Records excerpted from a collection
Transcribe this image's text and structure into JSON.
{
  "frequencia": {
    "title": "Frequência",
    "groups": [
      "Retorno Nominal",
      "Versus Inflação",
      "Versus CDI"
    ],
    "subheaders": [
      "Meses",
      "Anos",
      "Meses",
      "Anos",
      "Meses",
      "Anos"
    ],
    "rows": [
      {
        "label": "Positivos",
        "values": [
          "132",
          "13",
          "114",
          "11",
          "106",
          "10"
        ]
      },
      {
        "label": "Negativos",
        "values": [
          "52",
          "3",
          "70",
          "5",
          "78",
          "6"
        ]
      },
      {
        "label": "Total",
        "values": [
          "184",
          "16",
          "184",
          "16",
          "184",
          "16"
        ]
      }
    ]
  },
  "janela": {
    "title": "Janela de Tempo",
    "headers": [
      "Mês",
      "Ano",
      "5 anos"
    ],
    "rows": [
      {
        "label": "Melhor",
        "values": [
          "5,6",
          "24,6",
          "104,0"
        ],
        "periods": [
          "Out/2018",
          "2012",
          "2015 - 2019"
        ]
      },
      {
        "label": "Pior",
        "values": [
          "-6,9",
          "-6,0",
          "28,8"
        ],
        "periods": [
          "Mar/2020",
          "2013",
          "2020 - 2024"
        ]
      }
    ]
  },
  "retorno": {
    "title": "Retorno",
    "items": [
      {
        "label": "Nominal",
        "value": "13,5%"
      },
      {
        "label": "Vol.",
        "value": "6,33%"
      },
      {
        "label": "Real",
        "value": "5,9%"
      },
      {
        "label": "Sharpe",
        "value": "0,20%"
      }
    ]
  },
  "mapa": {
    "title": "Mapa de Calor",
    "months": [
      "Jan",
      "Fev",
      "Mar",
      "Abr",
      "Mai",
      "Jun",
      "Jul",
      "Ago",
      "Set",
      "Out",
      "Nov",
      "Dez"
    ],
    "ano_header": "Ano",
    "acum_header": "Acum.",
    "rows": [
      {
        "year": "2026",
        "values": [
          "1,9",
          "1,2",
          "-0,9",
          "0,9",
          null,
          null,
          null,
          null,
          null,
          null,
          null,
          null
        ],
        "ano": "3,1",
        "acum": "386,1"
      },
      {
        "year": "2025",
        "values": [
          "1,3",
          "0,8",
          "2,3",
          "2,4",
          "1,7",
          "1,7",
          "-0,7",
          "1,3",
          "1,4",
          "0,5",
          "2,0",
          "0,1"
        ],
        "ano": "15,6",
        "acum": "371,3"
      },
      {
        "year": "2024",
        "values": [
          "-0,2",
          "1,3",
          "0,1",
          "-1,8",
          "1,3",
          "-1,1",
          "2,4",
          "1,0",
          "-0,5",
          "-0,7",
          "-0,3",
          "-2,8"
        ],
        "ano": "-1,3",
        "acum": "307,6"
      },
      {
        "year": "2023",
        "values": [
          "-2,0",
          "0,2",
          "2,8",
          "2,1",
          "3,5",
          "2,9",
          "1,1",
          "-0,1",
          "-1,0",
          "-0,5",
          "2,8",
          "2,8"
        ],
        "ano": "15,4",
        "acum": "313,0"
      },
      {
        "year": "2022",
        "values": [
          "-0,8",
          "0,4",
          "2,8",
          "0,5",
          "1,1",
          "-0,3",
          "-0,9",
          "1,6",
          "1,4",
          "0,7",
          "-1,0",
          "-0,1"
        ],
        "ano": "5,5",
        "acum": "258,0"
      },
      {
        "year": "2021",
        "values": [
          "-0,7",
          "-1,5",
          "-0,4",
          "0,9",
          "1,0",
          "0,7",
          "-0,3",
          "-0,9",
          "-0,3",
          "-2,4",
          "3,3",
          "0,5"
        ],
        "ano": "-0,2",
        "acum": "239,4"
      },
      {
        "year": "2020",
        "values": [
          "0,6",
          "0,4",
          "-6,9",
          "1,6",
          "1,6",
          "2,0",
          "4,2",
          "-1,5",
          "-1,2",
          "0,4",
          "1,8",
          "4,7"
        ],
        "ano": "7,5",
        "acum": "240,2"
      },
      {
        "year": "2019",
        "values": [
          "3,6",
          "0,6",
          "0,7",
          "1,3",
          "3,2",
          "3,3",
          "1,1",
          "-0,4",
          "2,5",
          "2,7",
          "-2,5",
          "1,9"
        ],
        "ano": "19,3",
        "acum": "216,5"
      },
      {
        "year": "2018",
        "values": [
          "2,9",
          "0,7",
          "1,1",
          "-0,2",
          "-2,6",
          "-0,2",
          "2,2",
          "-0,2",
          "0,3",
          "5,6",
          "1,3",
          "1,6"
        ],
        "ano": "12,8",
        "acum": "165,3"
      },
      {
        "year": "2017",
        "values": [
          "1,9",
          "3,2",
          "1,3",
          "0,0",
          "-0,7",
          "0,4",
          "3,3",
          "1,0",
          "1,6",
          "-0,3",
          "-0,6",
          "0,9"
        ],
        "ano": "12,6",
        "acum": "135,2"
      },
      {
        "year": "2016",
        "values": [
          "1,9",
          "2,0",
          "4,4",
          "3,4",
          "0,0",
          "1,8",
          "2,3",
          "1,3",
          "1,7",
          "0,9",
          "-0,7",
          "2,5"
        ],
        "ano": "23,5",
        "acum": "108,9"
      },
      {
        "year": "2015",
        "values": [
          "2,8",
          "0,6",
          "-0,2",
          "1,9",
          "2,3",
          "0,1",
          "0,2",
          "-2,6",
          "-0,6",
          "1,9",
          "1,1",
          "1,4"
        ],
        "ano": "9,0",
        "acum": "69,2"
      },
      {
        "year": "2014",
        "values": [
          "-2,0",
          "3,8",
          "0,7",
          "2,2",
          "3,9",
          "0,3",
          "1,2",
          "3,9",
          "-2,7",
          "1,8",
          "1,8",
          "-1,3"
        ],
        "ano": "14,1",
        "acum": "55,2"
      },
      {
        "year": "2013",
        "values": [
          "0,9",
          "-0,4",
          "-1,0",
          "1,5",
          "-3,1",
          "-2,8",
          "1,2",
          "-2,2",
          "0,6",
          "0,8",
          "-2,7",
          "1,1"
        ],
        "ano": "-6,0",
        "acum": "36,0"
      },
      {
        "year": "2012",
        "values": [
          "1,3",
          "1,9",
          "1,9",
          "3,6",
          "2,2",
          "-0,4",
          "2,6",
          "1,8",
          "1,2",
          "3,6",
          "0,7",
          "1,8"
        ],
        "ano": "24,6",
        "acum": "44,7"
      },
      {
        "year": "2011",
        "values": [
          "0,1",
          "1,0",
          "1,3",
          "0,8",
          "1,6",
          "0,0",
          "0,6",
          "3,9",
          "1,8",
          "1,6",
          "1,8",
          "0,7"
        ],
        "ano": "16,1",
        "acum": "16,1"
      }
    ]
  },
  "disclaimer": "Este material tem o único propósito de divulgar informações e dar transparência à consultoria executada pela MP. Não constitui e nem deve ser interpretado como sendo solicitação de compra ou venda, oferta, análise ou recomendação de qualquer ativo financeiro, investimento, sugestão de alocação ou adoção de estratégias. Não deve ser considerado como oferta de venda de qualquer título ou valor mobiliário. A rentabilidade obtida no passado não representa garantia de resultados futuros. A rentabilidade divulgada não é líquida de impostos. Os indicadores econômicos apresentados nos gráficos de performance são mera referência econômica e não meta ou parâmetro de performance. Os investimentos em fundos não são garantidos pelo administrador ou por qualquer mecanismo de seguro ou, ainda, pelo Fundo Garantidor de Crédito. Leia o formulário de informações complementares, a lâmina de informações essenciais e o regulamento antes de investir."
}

■ **Your instructions**:
Look through the listing above and count the lines where the string "title" appears. Report the number only.

■ **Worked solution**:
4